Exercise requirements:
Reproduce the listing below word for word, leaving out the pictures.

Supplied entries:
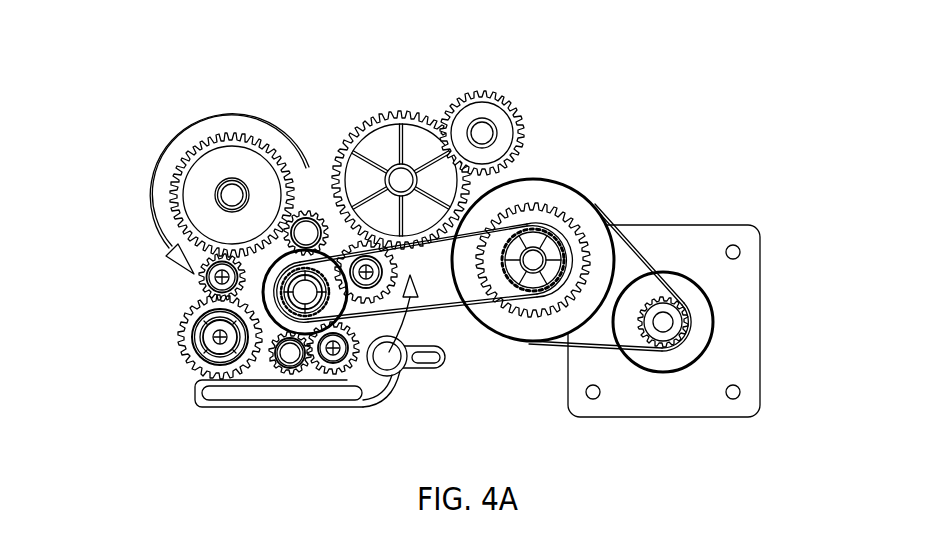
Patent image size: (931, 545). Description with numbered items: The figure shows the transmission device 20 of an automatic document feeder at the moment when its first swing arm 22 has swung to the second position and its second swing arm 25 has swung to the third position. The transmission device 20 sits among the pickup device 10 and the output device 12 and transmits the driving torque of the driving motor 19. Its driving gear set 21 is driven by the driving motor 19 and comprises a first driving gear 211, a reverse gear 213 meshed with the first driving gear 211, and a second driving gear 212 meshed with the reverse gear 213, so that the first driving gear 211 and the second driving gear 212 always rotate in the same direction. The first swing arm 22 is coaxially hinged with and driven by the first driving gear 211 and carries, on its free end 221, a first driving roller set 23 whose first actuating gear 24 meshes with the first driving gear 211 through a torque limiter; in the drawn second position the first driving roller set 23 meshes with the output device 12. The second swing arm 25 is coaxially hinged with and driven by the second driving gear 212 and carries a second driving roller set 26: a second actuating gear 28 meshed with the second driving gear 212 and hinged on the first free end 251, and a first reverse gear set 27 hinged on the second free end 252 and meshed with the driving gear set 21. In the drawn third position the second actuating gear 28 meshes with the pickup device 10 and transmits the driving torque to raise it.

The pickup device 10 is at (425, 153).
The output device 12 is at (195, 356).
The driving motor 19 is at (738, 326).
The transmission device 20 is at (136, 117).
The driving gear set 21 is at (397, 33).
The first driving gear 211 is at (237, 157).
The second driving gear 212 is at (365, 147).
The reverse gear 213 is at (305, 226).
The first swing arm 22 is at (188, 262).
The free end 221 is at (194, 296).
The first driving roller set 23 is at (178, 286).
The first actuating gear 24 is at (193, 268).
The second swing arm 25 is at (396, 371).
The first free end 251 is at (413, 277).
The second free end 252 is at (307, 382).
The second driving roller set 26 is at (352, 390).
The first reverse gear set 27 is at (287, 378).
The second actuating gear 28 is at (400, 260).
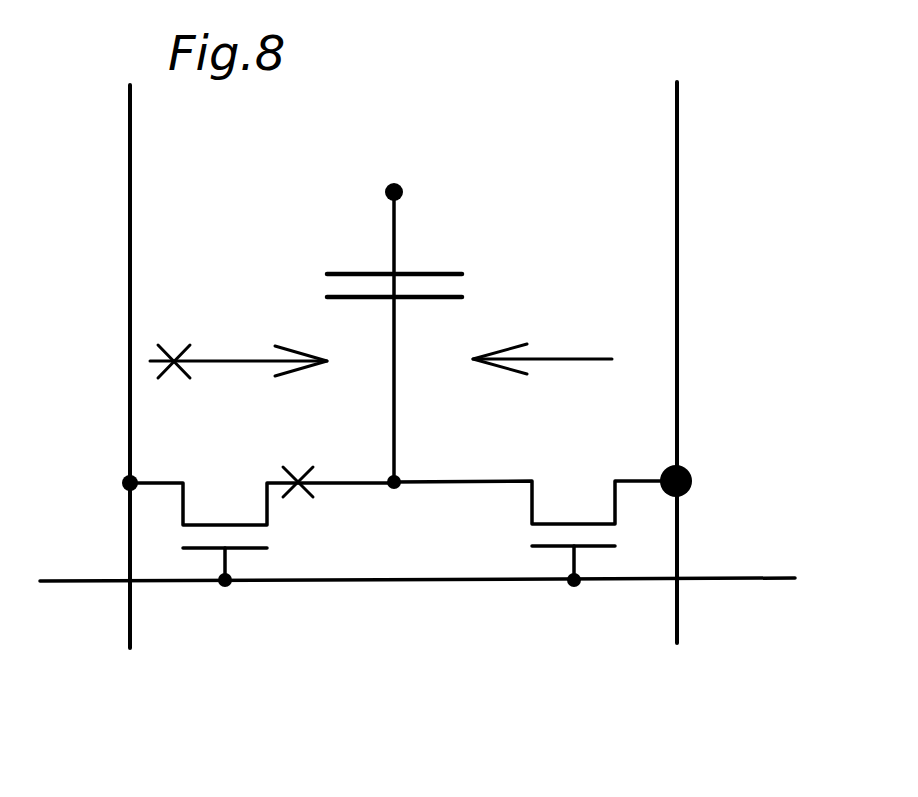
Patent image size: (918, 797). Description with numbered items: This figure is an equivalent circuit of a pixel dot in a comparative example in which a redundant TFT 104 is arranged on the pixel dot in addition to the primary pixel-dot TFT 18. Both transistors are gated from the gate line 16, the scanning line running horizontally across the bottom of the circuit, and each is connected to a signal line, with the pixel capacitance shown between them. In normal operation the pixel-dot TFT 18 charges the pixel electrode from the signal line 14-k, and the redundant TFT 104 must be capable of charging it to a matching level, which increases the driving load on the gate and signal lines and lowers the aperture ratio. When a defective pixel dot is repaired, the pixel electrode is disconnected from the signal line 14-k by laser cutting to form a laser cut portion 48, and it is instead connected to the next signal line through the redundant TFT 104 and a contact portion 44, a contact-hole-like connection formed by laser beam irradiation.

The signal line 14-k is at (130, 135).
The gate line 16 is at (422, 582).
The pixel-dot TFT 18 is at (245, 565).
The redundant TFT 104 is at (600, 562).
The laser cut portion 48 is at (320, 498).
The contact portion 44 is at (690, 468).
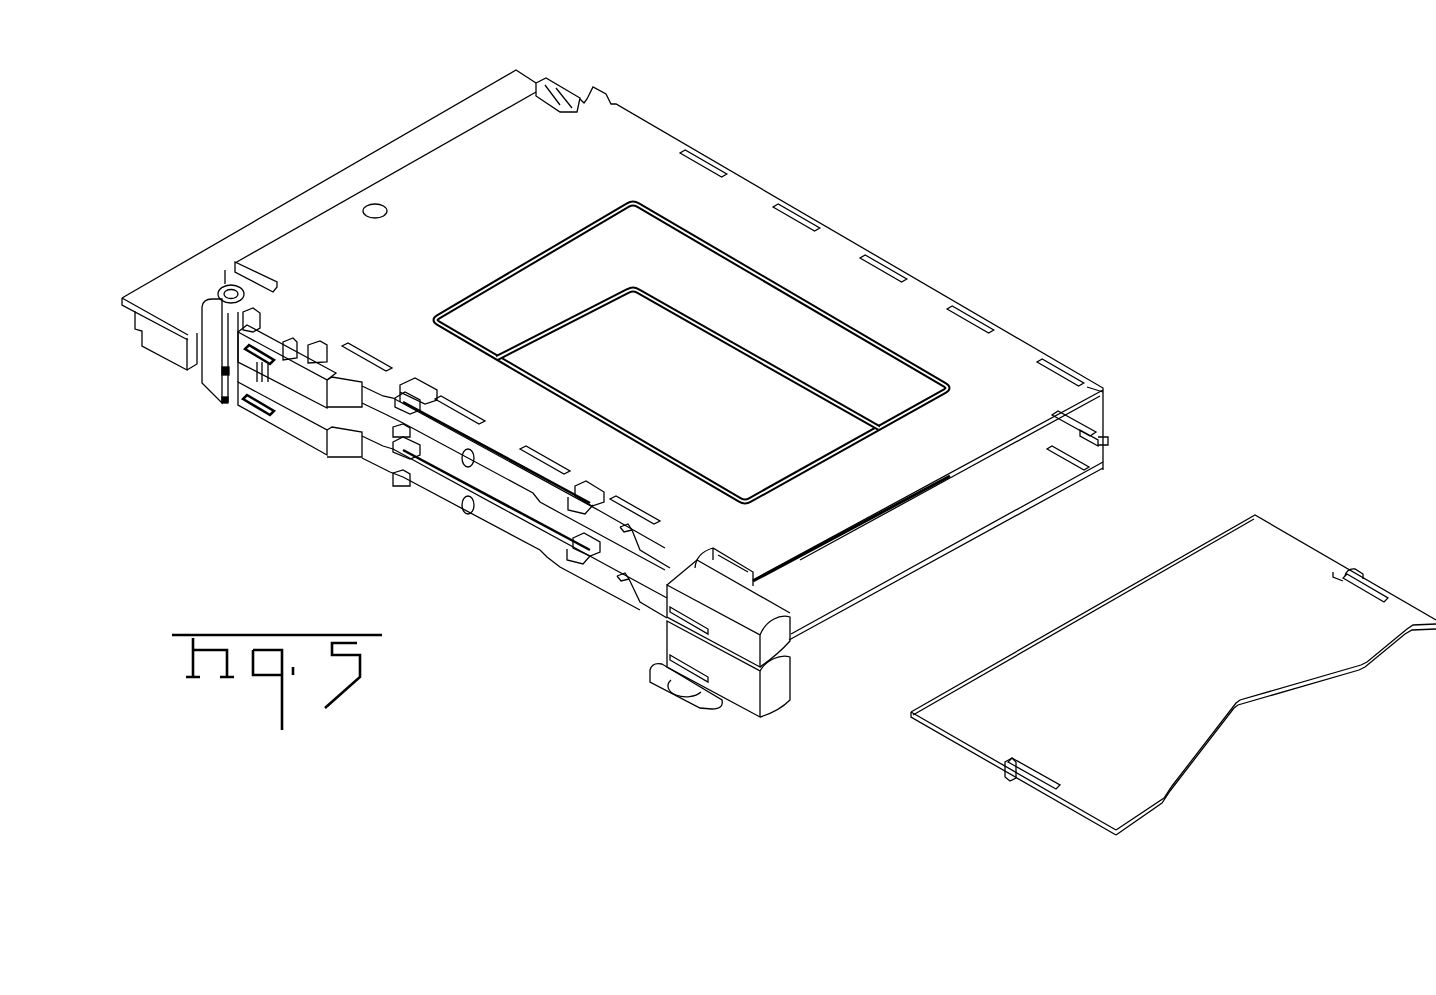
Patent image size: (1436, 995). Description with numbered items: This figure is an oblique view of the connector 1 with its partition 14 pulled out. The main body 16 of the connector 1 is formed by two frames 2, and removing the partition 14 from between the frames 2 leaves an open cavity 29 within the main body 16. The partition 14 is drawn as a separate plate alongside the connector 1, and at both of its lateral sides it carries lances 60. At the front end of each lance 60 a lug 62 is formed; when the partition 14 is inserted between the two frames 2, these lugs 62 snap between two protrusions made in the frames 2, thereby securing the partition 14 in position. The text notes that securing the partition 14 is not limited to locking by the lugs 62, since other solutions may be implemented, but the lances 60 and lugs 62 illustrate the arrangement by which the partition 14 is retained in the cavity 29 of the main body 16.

Output for this exercise:
Patent image size: (931, 545). Description with numbered items: The figure shows the transmission device 20 of an automatic document feeder at the moment when its first swing arm 22 has swung to the second position and its second swing arm 25 has swung to the third position. The transmission device 20 sits among the pickup device 10 and the output device 12 and transmits the driving torque of the driving motor 19. Its driving gear set 21 is driven by the driving motor 19 and comprises a first driving gear 211, a reverse gear 213 meshed with the first driving gear 211, and a second driving gear 212 meshed with the reverse gear 213, so that the first driving gear 211 and the second driving gear 212 always rotate in the same direction. The first swing arm 22 is coaxially hinged with and driven by the first driving gear 211 and carries, on its free end 221, a first driving roller set 23 whose first actuating gear 24 meshes with the first driving gear 211 through a torque limiter; in the drawn second position the first driving roller set 23 meshes with the output device 12. The second swing arm 25 is coaxially hinged with and driven by the second driving gear 212 and carries a second driving roller set 26: a second actuating gear 28 meshed with the second driving gear 212 and hinged on the first free end 251, and a first reverse gear set 27 hinged on the second free end 252 and meshed with the driving gear set 21. In the drawn third position the second actuating gear 28 meshes with the pickup device 10 and transmits the driving torque to raise it.

The pickup device 10 is at (425, 153).
The output device 12 is at (195, 356).
The driving motor 19 is at (738, 326).
The transmission device 20 is at (136, 117).
The driving gear set 21 is at (397, 33).
The first driving gear 211 is at (237, 157).
The second driving gear 212 is at (365, 147).
The reverse gear 213 is at (305, 226).
The first swing arm 22 is at (188, 262).
The free end 221 is at (194, 296).
The first driving roller set 23 is at (178, 286).
The first actuating gear 24 is at (193, 268).
The second swing arm 25 is at (396, 371).
The first free end 251 is at (413, 277).
The second free end 252 is at (307, 382).
The second driving roller set 26 is at (352, 390).
The first reverse gear set 27 is at (287, 378).
The second actuating gear 28 is at (400, 260).
Patent image size: (918, 797). Description with numbered items: This figure is an equivalent circuit of a pixel dot in a comparative example in which a redundant TFT 104 is arranged on the pixel dot in addition to the primary pixel-dot TFT 18. Both transistors are gated from the gate line 16, the scanning line running horizontally across the bottom of the circuit, and each is connected to a signal line, with the pixel capacitance shown between them. In normal operation the pixel-dot TFT 18 charges the pixel electrode from the signal line 14-k, and the redundant TFT 104 must be capable of charging it to a matching level, which increases the driving load on the gate and signal lines and lowers the aperture ratio. When a defective pixel dot is repaired, the pixel electrode is disconnected from the signal line 14-k by laser cutting to form a laser cut portion 48, and it is instead connected to the next signal line through the redundant TFT 104 and a contact portion 44, a contact-hole-like connection formed by laser beam irradiation.

The signal line 14-k is at (130, 135).
The gate line 16 is at (422, 582).
The pixel-dot TFT 18 is at (245, 565).
The redundant TFT 104 is at (600, 562).
The laser cut portion 48 is at (320, 498).
The contact portion 44 is at (690, 468).
Patent image size: (1436, 995). Description with numbered items: This figure is an oblique view of the connector 1 with its partition 14 pulled out. The main body 16 of the connector 1 is formed by two frames 2, and removing the partition 14 from between the frames 2 leaves an open cavity 29 within the main body 16. The partition 14 is drawn as a separate plate alongside the connector 1, and at both of its lateral sides it carries lances 60. At the front end of each lance 60 a lug 62 is formed; when the partition 14 is inserted between the two frames 2, these lugs 62 snap between two protrusions made in the frames 2, thereby securing the partition 14 in position. The text notes that securing the partition 14 is not limited to locking by the lugs 62, since other solutions may be implemented, but the lances 60 and lugs 62 illustrate the arrangement by which the partition 14 is retained in the cavity 29 of the main body 16.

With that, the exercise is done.